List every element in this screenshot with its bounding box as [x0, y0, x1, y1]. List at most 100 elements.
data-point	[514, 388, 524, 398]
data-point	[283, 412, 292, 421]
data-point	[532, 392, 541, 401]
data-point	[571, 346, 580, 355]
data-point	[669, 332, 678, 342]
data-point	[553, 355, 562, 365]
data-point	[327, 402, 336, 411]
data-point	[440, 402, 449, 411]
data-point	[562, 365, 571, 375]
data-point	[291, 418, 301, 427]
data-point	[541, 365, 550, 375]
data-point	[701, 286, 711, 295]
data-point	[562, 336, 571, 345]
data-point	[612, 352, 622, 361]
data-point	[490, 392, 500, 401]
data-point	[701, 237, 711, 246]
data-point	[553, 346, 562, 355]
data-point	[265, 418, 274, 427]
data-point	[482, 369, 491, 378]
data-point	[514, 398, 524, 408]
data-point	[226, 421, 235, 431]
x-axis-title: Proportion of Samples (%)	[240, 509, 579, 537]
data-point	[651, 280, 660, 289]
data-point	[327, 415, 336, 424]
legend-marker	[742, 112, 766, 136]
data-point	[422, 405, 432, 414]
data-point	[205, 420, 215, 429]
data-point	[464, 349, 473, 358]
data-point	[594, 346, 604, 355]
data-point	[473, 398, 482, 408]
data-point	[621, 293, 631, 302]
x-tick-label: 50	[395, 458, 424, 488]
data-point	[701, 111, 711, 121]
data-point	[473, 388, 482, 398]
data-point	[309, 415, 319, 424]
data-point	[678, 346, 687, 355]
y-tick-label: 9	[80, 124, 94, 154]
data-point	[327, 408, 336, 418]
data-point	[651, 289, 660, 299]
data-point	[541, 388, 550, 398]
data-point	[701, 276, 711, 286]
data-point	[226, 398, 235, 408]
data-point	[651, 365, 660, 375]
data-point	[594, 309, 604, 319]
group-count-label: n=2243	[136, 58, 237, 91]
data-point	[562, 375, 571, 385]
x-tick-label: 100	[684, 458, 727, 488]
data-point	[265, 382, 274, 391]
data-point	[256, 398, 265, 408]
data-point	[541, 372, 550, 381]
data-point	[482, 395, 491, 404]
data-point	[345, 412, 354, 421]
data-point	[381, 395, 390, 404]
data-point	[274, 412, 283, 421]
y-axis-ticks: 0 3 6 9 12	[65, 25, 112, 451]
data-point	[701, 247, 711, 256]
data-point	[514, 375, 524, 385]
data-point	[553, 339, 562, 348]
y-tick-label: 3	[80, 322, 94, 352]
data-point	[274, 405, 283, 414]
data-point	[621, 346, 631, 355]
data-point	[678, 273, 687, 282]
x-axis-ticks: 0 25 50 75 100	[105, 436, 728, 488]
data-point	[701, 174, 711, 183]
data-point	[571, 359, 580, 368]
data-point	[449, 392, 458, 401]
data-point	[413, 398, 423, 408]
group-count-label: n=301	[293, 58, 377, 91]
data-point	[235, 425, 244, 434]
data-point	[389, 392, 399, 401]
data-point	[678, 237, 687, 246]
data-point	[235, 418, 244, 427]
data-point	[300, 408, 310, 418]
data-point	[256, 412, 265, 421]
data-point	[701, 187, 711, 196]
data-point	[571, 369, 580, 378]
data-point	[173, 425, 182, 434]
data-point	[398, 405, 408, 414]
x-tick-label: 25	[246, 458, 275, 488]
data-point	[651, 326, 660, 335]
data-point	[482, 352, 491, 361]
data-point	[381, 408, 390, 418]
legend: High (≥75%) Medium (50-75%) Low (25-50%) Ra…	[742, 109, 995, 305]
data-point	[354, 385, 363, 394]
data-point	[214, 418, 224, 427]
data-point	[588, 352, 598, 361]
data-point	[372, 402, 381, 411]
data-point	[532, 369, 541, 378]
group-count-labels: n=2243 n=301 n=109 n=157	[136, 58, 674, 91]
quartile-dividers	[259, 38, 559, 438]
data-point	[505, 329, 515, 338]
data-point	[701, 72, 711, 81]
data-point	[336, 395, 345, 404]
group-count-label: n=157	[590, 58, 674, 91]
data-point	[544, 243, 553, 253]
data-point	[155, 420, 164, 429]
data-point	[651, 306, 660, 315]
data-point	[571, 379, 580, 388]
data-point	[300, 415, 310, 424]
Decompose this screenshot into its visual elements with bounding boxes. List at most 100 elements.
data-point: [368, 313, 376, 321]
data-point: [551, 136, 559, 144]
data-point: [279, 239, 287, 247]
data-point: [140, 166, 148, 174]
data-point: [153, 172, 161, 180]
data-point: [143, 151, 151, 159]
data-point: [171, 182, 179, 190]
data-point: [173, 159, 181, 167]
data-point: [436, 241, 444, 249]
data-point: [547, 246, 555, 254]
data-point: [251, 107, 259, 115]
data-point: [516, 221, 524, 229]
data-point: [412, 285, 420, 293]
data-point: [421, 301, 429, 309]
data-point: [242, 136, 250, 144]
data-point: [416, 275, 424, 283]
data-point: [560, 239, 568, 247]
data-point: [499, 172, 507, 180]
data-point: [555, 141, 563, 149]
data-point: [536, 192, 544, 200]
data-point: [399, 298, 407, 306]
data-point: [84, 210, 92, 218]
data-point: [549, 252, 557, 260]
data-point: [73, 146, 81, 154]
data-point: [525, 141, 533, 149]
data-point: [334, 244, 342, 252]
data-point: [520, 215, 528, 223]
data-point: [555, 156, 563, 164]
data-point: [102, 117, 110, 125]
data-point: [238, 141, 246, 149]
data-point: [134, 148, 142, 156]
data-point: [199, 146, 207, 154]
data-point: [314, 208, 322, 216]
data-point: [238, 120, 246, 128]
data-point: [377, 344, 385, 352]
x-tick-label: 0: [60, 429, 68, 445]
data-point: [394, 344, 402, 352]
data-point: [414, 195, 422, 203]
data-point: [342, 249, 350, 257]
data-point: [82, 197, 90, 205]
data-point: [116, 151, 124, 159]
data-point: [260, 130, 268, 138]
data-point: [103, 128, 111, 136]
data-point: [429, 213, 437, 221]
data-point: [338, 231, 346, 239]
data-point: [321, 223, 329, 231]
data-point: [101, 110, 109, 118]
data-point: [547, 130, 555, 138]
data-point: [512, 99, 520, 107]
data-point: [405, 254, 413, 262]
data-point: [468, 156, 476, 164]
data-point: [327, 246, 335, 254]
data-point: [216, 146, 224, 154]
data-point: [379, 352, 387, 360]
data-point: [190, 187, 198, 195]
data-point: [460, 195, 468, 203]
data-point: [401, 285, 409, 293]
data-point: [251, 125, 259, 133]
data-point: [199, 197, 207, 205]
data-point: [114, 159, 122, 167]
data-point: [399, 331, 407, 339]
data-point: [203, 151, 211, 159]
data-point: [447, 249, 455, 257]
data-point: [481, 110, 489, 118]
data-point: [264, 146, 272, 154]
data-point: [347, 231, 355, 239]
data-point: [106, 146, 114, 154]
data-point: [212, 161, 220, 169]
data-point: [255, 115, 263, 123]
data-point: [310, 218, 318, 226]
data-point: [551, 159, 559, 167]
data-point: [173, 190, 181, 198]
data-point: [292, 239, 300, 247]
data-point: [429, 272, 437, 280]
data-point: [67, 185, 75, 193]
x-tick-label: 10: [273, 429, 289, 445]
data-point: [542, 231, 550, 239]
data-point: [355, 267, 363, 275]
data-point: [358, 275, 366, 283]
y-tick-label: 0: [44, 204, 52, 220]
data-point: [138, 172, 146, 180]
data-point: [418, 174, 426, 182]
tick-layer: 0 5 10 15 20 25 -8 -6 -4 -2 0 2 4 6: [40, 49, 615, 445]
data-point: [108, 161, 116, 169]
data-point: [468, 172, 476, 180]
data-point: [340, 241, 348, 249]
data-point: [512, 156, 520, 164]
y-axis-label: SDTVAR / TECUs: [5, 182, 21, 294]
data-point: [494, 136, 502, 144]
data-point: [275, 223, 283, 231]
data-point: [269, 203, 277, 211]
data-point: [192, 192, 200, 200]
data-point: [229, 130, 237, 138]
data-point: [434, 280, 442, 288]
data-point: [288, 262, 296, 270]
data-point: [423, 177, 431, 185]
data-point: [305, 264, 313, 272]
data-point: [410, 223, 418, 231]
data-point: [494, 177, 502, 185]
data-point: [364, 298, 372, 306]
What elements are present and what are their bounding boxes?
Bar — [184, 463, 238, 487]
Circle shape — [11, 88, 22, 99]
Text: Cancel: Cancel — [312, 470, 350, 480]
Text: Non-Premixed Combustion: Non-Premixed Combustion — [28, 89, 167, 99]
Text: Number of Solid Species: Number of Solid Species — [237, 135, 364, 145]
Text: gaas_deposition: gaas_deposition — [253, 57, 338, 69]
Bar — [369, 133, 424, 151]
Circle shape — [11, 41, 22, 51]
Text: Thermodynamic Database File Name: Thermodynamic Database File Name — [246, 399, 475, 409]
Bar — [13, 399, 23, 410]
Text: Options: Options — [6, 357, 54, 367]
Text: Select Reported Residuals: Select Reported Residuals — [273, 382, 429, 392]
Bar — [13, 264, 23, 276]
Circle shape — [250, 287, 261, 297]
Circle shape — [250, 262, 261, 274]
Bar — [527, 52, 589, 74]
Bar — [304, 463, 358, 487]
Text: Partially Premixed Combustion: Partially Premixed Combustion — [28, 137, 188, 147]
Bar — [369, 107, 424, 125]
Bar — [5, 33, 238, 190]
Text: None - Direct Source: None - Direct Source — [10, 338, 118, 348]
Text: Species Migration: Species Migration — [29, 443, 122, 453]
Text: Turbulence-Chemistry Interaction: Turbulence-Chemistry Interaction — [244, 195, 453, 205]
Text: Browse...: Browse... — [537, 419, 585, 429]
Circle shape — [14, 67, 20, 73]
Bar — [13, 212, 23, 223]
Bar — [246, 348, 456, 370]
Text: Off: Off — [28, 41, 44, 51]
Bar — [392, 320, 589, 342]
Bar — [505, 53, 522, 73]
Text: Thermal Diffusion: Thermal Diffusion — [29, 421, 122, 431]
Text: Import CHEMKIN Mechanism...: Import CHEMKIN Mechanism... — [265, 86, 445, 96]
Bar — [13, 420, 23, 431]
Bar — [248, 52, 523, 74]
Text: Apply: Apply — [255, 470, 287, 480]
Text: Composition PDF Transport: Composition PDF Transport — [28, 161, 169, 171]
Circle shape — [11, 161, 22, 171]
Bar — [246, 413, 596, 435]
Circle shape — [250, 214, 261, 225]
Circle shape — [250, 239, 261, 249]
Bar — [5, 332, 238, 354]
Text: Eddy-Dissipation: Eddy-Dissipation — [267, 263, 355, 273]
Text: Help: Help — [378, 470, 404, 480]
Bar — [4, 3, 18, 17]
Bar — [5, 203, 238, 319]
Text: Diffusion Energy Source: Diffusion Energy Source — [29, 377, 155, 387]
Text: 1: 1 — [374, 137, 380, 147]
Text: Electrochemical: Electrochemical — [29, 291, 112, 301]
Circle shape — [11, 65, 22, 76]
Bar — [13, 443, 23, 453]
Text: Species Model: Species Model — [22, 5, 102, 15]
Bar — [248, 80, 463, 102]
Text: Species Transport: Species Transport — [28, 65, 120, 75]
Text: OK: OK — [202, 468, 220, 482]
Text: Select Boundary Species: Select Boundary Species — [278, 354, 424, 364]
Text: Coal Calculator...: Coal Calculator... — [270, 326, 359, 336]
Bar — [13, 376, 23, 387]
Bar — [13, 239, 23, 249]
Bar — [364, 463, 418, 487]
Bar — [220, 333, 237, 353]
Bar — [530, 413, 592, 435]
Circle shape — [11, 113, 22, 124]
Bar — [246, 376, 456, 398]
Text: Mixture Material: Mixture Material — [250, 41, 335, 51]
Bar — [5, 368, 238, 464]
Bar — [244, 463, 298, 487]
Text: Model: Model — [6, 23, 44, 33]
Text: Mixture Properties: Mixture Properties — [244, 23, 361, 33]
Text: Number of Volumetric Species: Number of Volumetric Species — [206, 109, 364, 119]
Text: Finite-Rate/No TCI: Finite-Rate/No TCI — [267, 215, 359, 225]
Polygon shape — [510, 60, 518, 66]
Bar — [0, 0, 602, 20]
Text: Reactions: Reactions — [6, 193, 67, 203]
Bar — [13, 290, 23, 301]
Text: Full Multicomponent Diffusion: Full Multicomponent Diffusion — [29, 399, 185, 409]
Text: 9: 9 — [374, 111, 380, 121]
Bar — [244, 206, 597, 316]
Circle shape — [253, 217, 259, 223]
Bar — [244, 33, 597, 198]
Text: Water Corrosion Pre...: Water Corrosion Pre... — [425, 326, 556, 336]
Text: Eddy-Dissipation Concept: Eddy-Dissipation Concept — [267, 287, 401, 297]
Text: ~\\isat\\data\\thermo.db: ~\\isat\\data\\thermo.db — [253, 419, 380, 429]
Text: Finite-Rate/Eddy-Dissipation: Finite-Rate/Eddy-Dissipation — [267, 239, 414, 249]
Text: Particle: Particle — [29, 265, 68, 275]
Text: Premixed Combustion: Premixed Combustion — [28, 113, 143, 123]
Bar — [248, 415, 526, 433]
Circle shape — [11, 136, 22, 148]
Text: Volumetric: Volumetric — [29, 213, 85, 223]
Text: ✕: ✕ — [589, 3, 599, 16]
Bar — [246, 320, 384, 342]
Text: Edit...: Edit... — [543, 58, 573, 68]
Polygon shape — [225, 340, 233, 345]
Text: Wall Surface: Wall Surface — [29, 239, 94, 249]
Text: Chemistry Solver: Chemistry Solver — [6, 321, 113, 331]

(Required work):
Copy out word for word the part of the entries that opens with the very first line and closes with the line containing "418, 274, 427]", including both of these lines.

(Output below):
List every element in this screenshot with its bounding box as [x0, y0, x1, y1]. List at most 100 elements.
data-point	[514, 388, 524, 398]
data-point	[283, 412, 292, 421]
data-point	[532, 392, 541, 401]
data-point	[571, 346, 580, 355]
data-point	[669, 332, 678, 342]
data-point	[553, 355, 562, 365]
data-point	[327, 402, 336, 411]
data-point	[440, 402, 449, 411]
data-point	[562, 365, 571, 375]
data-point	[291, 418, 301, 427]
data-point	[541, 365, 550, 375]
data-point	[701, 286, 711, 295]
data-point	[562, 336, 571, 345]
data-point	[612, 352, 622, 361]
data-point	[490, 392, 500, 401]
data-point	[701, 237, 711, 246]
data-point	[553, 346, 562, 355]
data-point	[265, 418, 274, 427]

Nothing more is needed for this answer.